• RECORDS FOR THE TASK
# # # #

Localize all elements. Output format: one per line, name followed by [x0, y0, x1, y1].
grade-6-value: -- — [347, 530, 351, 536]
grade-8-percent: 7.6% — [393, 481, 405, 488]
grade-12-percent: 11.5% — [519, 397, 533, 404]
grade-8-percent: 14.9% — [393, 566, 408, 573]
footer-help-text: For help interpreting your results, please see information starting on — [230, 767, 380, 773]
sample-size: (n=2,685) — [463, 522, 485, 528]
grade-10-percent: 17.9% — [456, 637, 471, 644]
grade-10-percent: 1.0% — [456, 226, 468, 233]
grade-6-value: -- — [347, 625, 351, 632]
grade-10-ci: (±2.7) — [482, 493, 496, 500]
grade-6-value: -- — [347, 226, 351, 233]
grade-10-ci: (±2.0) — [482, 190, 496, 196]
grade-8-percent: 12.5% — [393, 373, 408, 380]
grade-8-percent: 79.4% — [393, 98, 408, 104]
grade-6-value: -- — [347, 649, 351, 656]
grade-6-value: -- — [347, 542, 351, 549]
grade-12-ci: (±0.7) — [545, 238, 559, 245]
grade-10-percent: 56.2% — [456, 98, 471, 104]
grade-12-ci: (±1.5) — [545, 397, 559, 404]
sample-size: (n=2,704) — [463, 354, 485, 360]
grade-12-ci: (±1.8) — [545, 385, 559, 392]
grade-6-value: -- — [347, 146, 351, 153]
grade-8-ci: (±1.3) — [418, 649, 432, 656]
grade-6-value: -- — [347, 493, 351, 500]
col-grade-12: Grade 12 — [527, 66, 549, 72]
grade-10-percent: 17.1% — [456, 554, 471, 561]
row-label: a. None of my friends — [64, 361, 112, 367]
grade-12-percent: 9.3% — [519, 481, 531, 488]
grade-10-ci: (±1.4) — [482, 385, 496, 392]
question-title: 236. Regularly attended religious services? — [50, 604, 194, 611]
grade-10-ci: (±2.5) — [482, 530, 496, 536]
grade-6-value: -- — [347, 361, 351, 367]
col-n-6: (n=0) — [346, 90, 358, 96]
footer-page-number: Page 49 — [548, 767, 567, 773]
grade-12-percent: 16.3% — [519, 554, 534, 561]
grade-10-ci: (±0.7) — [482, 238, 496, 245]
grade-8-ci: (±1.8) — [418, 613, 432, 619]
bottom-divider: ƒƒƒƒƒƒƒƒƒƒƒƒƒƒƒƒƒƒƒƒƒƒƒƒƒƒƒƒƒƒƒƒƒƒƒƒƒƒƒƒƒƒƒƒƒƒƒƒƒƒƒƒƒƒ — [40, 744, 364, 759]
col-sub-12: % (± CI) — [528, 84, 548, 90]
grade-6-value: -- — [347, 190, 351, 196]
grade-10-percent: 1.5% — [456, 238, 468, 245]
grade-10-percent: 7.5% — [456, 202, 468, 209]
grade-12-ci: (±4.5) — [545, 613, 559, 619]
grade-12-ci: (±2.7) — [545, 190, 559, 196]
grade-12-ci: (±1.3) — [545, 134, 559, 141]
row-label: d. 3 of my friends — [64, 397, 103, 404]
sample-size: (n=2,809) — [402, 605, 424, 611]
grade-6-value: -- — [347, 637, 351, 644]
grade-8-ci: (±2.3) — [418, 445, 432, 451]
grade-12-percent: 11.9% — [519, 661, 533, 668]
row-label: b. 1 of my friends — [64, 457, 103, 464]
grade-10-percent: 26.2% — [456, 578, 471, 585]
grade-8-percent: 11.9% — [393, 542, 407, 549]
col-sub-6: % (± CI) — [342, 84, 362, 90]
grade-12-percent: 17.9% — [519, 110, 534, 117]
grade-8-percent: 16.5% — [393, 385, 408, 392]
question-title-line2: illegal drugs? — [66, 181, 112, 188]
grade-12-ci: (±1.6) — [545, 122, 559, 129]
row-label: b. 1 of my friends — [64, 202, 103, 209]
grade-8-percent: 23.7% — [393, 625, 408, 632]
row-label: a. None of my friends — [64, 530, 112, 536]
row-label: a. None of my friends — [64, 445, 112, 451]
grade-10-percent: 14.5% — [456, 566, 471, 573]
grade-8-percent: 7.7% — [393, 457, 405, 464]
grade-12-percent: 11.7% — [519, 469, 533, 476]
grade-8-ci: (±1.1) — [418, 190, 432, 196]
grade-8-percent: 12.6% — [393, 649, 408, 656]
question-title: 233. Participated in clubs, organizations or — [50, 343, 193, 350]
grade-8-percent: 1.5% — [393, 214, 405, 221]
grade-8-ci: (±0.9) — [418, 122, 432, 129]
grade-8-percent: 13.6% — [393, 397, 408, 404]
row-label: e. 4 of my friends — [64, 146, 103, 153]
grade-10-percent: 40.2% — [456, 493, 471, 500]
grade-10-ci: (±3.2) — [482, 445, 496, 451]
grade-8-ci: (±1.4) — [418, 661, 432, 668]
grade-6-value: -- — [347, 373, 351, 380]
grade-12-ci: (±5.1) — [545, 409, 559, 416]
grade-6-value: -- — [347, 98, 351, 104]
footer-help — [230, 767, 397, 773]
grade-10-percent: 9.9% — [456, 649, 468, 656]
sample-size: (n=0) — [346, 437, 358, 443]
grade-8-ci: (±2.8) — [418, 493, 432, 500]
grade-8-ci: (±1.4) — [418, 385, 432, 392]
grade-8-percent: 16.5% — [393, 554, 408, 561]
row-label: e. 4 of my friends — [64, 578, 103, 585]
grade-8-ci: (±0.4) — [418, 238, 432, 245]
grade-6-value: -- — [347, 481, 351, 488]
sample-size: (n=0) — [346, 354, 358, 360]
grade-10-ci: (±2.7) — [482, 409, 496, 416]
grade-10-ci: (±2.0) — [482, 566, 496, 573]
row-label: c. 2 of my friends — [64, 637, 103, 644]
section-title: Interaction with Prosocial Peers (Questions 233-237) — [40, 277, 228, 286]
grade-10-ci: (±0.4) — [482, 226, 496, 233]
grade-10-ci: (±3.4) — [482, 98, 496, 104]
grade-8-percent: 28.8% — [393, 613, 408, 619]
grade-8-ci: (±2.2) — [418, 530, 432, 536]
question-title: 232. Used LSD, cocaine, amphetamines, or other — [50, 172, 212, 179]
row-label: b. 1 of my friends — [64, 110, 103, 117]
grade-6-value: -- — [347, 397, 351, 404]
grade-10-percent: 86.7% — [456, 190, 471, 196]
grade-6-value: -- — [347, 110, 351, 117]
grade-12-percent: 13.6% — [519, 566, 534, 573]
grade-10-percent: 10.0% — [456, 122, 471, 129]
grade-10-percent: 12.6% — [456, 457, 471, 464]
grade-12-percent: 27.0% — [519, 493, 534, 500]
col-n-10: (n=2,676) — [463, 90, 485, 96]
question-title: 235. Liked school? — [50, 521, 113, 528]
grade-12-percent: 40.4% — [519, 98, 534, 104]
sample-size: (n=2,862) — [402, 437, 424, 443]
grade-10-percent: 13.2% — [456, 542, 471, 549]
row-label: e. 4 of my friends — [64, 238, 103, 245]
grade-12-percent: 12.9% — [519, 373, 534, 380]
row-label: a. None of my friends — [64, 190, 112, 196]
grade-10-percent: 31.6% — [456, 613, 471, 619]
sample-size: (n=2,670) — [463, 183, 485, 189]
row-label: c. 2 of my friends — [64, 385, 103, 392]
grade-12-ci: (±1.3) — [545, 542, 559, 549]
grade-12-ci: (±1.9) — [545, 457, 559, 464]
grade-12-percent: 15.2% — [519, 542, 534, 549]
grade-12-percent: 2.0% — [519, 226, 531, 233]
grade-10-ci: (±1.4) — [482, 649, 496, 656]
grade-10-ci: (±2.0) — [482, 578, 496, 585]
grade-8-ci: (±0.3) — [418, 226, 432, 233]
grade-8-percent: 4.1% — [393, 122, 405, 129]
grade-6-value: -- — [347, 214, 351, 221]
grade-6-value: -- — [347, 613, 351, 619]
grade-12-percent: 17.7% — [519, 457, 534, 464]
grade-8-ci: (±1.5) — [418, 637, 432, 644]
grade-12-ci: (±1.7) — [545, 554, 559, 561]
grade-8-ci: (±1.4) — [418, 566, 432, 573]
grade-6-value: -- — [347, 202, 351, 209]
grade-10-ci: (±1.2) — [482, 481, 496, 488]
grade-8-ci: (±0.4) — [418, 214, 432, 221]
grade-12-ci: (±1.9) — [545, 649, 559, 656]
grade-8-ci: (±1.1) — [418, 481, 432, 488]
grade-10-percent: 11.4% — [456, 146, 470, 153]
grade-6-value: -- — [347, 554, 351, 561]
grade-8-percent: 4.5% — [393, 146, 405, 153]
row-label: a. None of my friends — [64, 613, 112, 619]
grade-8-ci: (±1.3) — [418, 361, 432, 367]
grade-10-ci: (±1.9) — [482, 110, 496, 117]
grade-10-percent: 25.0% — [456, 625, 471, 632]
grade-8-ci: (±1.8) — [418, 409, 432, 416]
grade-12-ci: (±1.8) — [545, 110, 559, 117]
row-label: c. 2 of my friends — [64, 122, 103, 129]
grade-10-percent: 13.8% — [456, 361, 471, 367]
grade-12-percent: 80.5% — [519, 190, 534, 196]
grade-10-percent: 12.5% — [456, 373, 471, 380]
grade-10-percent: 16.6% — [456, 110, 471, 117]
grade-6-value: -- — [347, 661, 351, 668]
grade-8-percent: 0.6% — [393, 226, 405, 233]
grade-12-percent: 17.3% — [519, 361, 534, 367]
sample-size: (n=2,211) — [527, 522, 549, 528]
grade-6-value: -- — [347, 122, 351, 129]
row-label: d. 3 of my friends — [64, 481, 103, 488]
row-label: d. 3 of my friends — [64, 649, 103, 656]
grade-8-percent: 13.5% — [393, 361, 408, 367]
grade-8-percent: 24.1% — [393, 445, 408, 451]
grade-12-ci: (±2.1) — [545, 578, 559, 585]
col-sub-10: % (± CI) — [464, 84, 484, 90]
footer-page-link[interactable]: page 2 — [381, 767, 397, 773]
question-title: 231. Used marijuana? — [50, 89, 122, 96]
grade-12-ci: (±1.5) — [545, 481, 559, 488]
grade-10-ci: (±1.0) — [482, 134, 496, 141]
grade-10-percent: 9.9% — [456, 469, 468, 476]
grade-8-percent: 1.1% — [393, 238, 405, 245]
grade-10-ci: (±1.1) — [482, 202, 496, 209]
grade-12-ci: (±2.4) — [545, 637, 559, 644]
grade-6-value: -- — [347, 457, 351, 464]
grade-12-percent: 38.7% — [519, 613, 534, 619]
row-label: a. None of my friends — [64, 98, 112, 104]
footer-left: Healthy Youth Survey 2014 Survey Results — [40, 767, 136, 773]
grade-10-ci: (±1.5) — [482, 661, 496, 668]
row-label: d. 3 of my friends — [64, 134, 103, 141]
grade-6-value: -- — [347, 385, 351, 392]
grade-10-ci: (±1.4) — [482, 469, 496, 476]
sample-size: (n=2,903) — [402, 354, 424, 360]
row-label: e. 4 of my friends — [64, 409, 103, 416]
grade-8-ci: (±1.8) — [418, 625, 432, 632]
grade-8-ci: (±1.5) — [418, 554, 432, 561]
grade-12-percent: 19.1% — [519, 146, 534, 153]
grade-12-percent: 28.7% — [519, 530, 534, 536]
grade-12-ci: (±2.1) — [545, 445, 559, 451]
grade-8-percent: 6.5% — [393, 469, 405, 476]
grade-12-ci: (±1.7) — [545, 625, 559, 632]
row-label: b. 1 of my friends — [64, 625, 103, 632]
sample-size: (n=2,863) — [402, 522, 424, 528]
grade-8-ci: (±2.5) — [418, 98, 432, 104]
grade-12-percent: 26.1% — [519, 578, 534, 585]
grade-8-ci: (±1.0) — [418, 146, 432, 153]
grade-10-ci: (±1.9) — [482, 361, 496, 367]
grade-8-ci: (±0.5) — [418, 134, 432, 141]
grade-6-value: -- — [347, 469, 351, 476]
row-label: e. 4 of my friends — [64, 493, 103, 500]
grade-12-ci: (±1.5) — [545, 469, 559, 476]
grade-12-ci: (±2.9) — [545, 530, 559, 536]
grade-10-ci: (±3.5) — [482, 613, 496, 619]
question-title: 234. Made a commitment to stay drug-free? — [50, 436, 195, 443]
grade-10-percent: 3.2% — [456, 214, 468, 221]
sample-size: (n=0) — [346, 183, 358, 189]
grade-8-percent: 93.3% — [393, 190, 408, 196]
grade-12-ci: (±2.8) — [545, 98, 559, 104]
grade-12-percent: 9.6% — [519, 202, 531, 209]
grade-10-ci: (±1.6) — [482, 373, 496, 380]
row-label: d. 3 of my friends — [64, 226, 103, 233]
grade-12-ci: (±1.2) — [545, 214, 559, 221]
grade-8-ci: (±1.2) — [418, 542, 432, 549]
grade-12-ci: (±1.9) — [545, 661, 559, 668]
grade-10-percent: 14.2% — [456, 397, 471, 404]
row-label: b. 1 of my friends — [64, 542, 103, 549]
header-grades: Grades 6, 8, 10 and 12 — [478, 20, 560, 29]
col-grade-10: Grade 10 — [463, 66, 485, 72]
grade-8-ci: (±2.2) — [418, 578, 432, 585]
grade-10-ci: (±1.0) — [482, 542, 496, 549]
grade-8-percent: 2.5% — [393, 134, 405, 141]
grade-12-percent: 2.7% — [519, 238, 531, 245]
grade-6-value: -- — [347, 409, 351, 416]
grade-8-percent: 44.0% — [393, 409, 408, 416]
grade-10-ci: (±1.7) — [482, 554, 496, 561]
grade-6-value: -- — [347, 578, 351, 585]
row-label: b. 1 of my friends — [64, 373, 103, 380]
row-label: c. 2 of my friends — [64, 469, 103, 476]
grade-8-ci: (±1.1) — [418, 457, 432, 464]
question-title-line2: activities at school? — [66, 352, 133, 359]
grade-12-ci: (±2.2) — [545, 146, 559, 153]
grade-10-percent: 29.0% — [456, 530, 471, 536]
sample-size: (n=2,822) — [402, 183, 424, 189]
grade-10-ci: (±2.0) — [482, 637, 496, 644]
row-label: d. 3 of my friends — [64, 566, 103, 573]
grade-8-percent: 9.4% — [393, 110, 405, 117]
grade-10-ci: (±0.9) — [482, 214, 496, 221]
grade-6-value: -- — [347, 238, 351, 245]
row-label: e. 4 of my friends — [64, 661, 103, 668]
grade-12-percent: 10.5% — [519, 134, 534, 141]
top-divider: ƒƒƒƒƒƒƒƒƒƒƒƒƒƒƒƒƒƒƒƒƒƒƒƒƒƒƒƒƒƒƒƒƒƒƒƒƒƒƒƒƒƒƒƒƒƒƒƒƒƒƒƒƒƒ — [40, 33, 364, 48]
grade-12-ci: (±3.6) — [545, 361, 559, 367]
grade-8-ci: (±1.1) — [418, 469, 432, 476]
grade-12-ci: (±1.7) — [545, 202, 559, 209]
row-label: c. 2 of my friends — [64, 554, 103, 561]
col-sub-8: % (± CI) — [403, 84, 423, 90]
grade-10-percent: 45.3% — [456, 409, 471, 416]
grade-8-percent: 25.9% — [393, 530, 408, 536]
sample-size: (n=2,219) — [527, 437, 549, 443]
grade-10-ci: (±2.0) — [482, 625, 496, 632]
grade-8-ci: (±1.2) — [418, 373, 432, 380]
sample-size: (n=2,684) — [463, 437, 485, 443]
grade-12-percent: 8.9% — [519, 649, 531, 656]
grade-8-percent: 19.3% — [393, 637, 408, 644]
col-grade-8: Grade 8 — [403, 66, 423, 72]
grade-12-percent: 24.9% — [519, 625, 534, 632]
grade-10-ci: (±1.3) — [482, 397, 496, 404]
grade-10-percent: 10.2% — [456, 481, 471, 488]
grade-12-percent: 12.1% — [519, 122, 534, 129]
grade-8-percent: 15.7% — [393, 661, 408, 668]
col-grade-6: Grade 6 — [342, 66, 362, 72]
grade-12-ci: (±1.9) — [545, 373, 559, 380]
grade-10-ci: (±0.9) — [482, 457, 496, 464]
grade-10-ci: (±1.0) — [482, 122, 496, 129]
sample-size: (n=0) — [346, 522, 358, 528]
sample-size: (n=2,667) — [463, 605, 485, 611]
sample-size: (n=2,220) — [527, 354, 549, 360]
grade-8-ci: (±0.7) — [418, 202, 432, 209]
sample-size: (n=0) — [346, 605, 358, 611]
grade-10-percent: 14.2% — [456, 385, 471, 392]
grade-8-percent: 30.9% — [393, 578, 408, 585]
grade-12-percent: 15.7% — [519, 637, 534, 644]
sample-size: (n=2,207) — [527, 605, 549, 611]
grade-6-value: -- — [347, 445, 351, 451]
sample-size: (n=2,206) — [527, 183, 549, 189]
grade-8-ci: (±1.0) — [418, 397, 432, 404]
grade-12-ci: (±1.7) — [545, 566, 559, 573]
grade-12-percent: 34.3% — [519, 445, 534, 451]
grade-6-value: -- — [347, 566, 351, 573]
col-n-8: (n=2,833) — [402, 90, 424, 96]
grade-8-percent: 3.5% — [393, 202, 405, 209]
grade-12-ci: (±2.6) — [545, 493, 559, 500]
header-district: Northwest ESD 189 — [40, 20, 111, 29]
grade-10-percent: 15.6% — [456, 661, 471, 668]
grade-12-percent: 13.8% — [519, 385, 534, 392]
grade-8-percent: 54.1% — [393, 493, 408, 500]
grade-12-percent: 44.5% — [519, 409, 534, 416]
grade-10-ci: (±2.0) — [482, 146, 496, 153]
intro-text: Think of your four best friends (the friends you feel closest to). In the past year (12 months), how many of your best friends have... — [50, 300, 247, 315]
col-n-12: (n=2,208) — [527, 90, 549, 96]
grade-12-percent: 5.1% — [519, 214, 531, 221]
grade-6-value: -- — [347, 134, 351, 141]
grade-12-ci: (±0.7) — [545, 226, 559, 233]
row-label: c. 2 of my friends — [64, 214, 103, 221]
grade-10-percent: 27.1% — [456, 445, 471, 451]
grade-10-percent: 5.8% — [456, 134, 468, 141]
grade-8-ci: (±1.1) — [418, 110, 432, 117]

# # # #

• GIVEN REQUEST
Retype the entries without any changes, from the first one through the line that contains "grade-12-ci: (±1.5) — [545, 397, 559, 404]".

• OUTPUT FOR THIS EXERCISE
Localize all elements. Output format: one per line, name followed by [x0, y0, x1, y1].
grade-6-value: -- — [347, 530, 351, 536]
grade-8-percent: 7.6% — [393, 481, 405, 488]
grade-12-percent: 11.5% — [519, 397, 533, 404]
grade-8-percent: 14.9% — [393, 566, 408, 573]
footer-help-text: For help interpreting your results, please see information starting on — [230, 767, 380, 773]
sample-size: (n=2,685) — [463, 522, 485, 528]
grade-10-percent: 17.9% — [456, 637, 471, 644]
grade-10-percent: 1.0% — [456, 226, 468, 233]
grade-6-value: -- — [347, 625, 351, 632]
grade-10-ci: (±2.7) — [482, 493, 496, 500]
grade-6-value: -- — [347, 226, 351, 233]
grade-10-ci: (±2.0) — [482, 190, 496, 196]
grade-8-percent: 12.5% — [393, 373, 408, 380]
grade-8-percent: 79.4% — [393, 98, 408, 104]
grade-6-value: -- — [347, 649, 351, 656]
grade-6-value: -- — [347, 542, 351, 549]
grade-12-ci: (±0.7) — [545, 238, 559, 245]
grade-10-percent: 56.2% — [456, 98, 471, 104]
grade-12-ci: (±1.5) — [545, 397, 559, 404]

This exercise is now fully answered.